§ **Exercise directions**: Return every entry exactly.
----- Record list -----
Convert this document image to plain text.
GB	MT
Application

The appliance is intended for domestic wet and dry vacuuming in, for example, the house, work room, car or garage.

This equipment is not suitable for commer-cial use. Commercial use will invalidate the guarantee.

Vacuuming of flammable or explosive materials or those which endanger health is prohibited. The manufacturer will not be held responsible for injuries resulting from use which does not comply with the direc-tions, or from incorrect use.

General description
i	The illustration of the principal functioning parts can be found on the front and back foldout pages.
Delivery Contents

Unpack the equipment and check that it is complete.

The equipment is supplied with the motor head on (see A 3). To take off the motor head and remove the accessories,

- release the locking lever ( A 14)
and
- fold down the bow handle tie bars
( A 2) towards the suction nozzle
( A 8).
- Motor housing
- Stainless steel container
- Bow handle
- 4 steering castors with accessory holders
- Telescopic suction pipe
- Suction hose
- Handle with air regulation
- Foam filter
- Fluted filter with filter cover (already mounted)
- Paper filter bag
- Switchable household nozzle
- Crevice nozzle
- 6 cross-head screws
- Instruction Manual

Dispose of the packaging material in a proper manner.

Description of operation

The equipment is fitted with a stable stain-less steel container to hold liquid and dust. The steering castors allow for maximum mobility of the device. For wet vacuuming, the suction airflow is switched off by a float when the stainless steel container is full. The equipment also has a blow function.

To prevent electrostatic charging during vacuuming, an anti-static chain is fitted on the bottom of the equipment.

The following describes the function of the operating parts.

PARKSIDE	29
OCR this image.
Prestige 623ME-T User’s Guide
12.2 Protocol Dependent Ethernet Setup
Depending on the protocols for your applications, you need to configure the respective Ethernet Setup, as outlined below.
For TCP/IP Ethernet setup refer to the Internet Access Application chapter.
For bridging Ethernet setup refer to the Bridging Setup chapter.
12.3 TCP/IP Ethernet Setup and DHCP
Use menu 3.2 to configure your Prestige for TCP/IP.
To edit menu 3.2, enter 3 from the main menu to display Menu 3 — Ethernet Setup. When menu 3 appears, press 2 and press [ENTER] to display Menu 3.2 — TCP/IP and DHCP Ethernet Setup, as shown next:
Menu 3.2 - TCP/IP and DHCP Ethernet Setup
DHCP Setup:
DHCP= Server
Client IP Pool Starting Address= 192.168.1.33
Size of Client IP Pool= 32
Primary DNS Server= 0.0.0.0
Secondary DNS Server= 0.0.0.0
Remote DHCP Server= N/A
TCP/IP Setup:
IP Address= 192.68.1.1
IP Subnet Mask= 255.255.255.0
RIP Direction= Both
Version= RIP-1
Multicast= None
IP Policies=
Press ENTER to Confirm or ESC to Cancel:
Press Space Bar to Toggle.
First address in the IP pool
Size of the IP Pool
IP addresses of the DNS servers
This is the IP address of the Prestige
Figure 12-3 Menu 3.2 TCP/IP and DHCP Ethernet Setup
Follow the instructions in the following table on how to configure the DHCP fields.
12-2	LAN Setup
-----
§ **Solution to the problem**:
Convert this document image to plain text.
GB	MT
Application

The appliance is intended for domestic wet and dry vacuuming in, for example, the house, work room, car or garage.

This equipment is not suitable for commer-cial use. Commercial use will invalidate the guarantee.

Vacuuming of flammable or explosive materials or those which endanger health is prohibited. The manufacturer will not be held responsible for injuries resulting from use which does not comply with the direc-tions, or from incorrect use.

General description
i	The illustration of the principal functioning parts can be found on the front and back foldout pages.
Delivery Contents

Unpack the equipment and check that it is complete.

The equipment is supplied with the motor head on (see A 3). To take off the motor head and remove the accessories,

- release the locking lever ( A 14)
and
- fold down the bow handle tie bars
( A 2) towards the suction nozzle
( A 8).
- Motor housing
- Stainless steel container
- Bow handle
- 4 steering castors with accessory holders
- Telescopic suction pipe
- Suction hose
- Handle with air regulation
- Foam filter
- Fluted filter with filter cover (already mounted)
- Paper filter bag
- Switchable household nozzle
- Crevice nozzle
- 6 cross-head screws
- Instruction Manual

Dispose of the packaging material in a proper manner.

Description of operation

The equipment is fitted with a stable stain-less steel container to hold liquid and dust. The steering castors allow for maximum mobility of the device. For wet vacuuming, the suction airflow is switched off by a float when the stainless steel container is full. The equipment also has a blow function.

To prevent electrostatic charging during vacuuming, an anti-static chain is fitted on the bottom of the equipment.

The following describes the function of the operating parts.

PARKSIDE	29
OCR this image.
Prestige 623ME-T User’s Guide
12.2 Protocol Dependent Ethernet Setup
Depending on the protocols for your applications, you need to configure the respective Ethernet Setup, as outlined below.
For TCP/IP Ethernet setup refer to the Internet Access Application chapter.
For bridging Ethernet setup refer to the Bridging Setup chapter.
12.3 TCP/IP Ethernet Setup and DHCP
Use menu 3.2 to configure your Prestige for TCP/IP.
To edit menu 3.2, enter 3 from the main menu to display Menu 3 — Ethernet Setup. When menu 3 appears, press 2 and press [ENTER] to display Menu 3.2 — TCP/IP and DHCP Ethernet Setup, as shown next:
Menu 3.2 - TCP/IP and DHCP Ethernet Setup
DHCP Setup:
DHCP= Server
Client IP Pool Starting Address= 192.168.1.33
Size of Client IP Pool= 32
Primary DNS Server= 0.0.0.0
Secondary DNS Server= 0.0.0.0
Remote DHCP Server= N/A
TCP/IP Setup:
IP Address= 192.68.1.1
IP Subnet Mask= 255.255.255.0
RIP Direction= Both
Version= RIP-1
Multicast= None
IP Policies=
Press ENTER to Confirm or ESC to Cancel:
Press Space Bar to Toggle.
First address in the IP pool
Size of the IP Pool
IP addresses of the DNS servers
This is the IP address of the Prestige
Figure 12-3 Menu 3.2 TCP/IP and DHCP Ethernet Setup
Follow the instructions in the following table on how to configure the DHCP fields.
12-2	LAN Setup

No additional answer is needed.